DATA TO USE.
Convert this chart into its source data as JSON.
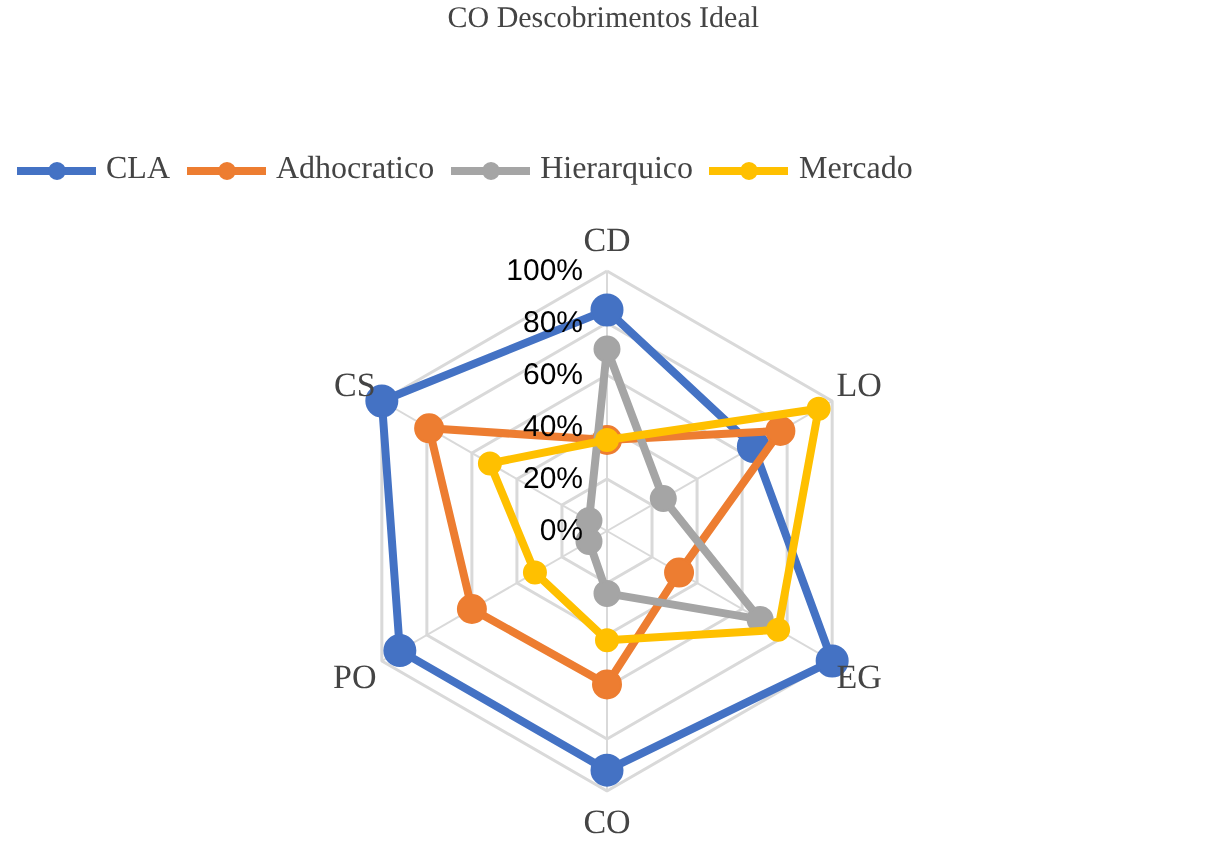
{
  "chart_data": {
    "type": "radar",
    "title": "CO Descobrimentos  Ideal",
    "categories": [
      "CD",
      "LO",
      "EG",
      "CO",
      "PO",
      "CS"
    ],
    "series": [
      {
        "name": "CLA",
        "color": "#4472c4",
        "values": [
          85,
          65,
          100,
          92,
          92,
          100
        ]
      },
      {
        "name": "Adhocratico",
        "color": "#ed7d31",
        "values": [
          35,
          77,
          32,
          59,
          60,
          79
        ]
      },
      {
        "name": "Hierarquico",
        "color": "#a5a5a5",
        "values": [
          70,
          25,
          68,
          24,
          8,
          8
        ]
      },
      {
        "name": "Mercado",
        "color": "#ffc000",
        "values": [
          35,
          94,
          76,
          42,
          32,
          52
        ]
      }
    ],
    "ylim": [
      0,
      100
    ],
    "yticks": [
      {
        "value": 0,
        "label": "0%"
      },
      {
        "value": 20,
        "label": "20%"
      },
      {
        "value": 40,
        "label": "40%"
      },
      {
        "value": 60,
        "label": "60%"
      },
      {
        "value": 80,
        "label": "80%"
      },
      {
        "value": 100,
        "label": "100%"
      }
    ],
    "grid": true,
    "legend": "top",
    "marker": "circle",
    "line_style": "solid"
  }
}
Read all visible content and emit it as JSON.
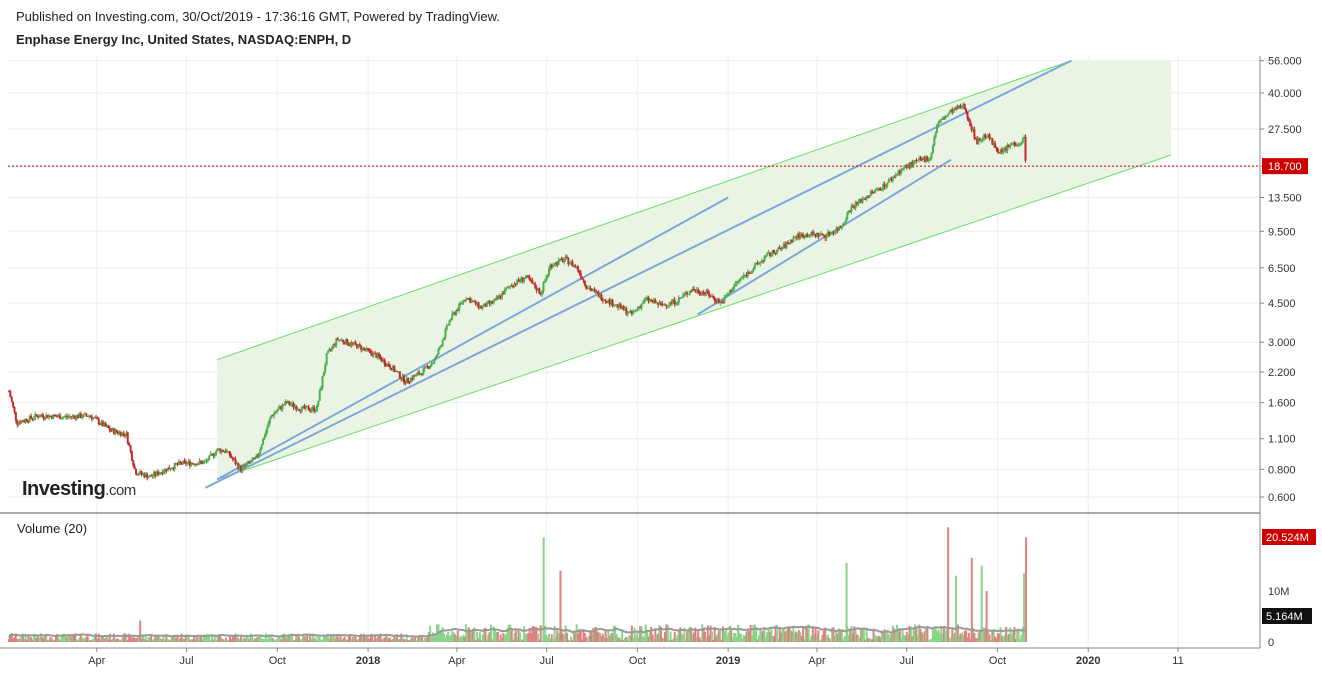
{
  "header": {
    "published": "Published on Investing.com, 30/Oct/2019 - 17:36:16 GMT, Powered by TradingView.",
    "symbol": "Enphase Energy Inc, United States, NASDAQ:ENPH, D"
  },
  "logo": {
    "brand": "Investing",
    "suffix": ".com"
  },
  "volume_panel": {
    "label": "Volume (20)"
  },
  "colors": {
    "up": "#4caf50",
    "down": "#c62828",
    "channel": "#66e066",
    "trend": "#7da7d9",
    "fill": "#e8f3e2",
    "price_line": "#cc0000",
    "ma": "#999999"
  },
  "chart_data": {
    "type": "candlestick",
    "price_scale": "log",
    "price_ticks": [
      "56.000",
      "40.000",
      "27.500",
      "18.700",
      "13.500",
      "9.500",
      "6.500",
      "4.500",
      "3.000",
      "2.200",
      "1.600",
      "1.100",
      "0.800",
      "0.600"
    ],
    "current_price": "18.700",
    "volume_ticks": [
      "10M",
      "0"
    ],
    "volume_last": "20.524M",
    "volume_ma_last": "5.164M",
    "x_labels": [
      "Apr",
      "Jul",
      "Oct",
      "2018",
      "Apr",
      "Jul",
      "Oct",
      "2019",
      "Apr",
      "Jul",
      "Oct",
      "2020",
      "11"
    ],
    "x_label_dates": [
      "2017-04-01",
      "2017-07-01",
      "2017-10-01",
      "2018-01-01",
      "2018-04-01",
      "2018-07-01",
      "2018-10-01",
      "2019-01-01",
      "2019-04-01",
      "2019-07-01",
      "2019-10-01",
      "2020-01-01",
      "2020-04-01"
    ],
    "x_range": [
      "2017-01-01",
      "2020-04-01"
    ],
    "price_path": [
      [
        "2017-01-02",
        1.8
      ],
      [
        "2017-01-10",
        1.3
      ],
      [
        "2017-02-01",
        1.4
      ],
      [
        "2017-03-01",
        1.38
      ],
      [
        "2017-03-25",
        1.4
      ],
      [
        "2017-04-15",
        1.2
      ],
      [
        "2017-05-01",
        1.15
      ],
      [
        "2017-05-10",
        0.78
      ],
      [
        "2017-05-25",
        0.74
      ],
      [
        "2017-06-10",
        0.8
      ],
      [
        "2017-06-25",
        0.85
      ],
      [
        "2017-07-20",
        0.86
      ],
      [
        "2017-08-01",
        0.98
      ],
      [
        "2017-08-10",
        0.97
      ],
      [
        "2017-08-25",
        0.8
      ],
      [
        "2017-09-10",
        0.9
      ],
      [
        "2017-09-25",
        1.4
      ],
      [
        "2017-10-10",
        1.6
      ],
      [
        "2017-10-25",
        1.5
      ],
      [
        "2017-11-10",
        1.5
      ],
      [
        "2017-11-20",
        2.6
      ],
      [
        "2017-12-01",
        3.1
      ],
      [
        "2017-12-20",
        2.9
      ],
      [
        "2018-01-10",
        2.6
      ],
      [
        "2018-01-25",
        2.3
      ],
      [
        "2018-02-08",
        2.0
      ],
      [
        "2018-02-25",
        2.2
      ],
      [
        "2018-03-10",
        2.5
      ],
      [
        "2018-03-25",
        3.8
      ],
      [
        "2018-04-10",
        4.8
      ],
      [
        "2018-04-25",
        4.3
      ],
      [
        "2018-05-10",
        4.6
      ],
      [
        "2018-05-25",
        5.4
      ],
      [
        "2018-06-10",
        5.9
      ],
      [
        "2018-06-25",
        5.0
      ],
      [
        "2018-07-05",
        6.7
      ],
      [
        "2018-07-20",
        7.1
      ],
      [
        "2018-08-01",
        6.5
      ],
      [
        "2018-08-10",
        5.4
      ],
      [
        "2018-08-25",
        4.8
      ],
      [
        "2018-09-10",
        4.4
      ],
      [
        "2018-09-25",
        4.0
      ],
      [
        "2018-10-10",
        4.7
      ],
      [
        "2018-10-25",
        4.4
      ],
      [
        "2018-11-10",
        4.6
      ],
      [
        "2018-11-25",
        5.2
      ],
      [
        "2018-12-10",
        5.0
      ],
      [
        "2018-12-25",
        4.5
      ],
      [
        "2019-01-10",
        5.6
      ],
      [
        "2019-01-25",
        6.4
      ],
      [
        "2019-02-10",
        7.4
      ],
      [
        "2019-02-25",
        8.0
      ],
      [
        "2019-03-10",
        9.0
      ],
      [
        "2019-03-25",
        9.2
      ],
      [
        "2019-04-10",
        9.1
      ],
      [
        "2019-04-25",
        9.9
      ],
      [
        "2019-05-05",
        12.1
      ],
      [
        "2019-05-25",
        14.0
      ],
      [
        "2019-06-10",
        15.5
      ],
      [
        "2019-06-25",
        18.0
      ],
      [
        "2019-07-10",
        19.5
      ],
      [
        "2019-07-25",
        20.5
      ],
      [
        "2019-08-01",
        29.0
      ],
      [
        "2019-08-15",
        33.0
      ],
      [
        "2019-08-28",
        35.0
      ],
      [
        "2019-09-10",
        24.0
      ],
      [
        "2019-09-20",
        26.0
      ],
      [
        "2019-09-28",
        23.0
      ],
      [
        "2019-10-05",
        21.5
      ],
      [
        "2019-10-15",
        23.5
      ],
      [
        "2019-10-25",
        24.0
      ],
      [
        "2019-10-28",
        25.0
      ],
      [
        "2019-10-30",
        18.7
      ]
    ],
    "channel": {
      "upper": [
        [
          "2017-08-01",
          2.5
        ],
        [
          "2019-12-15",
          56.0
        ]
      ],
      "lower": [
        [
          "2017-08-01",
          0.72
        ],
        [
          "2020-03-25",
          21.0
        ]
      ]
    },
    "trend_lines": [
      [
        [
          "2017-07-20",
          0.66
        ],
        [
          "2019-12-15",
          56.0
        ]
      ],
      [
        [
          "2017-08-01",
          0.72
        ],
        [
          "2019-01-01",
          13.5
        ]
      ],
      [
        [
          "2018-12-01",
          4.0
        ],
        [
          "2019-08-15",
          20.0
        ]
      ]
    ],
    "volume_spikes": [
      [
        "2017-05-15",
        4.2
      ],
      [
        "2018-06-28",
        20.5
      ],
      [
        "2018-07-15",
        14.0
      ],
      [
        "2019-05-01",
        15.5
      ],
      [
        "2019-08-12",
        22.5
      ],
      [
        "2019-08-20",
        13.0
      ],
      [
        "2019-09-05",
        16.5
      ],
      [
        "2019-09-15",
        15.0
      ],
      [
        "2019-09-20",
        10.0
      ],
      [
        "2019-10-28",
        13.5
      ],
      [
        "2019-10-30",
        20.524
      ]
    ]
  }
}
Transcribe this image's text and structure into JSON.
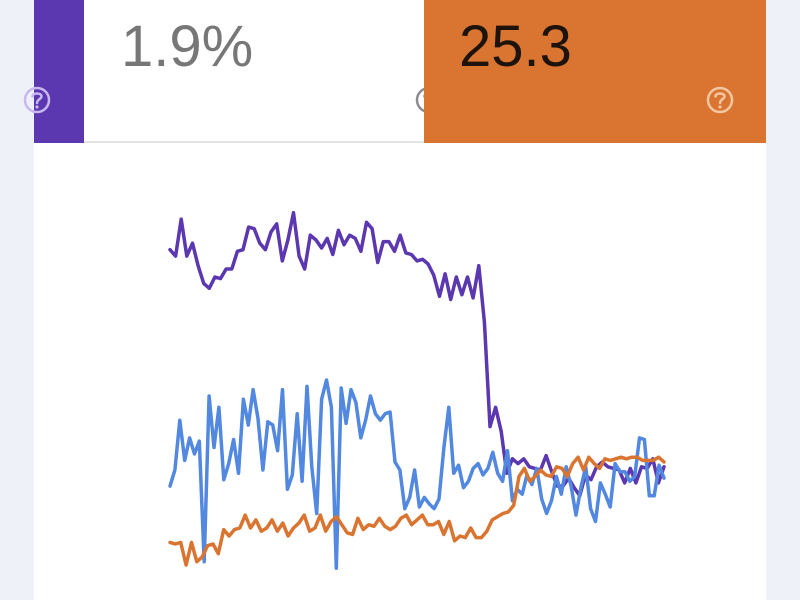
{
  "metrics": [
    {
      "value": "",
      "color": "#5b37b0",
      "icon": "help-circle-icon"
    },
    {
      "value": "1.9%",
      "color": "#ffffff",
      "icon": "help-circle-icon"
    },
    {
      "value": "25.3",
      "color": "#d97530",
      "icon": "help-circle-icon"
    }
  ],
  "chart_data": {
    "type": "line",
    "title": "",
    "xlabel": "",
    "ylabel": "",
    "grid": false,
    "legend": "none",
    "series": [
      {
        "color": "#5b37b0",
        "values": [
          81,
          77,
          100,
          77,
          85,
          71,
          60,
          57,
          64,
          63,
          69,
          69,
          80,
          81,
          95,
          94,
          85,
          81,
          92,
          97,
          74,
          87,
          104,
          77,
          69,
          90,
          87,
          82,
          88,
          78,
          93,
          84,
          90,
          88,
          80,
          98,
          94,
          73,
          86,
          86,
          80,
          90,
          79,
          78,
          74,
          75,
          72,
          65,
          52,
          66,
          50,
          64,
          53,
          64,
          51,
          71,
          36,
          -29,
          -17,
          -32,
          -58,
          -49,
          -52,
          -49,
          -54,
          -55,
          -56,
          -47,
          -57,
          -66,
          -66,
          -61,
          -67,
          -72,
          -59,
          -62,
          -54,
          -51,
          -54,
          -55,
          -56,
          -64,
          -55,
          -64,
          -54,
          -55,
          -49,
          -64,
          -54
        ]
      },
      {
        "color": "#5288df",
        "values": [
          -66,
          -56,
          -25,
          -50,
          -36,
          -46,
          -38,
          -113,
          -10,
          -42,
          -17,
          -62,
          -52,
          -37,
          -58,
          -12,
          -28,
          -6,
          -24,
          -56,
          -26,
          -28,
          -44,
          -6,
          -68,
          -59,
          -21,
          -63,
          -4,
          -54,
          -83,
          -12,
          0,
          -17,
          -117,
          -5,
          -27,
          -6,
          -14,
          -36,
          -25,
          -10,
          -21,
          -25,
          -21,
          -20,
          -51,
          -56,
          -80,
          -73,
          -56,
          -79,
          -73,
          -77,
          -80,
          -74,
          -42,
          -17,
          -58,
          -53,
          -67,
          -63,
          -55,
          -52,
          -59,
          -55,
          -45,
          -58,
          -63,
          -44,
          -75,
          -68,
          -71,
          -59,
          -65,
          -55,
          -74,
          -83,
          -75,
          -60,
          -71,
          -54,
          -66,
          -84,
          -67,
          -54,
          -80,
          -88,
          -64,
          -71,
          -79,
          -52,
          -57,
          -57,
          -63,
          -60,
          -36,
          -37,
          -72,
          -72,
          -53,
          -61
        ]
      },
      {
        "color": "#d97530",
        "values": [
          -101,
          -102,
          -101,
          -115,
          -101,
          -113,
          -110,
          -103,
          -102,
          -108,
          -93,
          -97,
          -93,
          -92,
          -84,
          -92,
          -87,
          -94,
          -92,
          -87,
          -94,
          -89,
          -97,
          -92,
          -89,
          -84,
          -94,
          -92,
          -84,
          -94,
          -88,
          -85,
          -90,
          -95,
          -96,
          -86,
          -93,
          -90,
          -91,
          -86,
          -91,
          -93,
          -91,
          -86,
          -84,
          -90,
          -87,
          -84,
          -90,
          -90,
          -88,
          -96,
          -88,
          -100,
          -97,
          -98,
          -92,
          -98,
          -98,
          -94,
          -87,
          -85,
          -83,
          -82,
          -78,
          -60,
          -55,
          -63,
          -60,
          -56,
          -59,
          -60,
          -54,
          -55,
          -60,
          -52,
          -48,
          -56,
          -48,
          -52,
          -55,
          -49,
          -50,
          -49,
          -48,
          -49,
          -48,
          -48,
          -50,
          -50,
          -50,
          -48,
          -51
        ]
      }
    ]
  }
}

AIM OF THE EXERCISE. How many lines in the records above contain the word "title"? Reply with the number and nothing more.

SOLVED EXERCISE. 2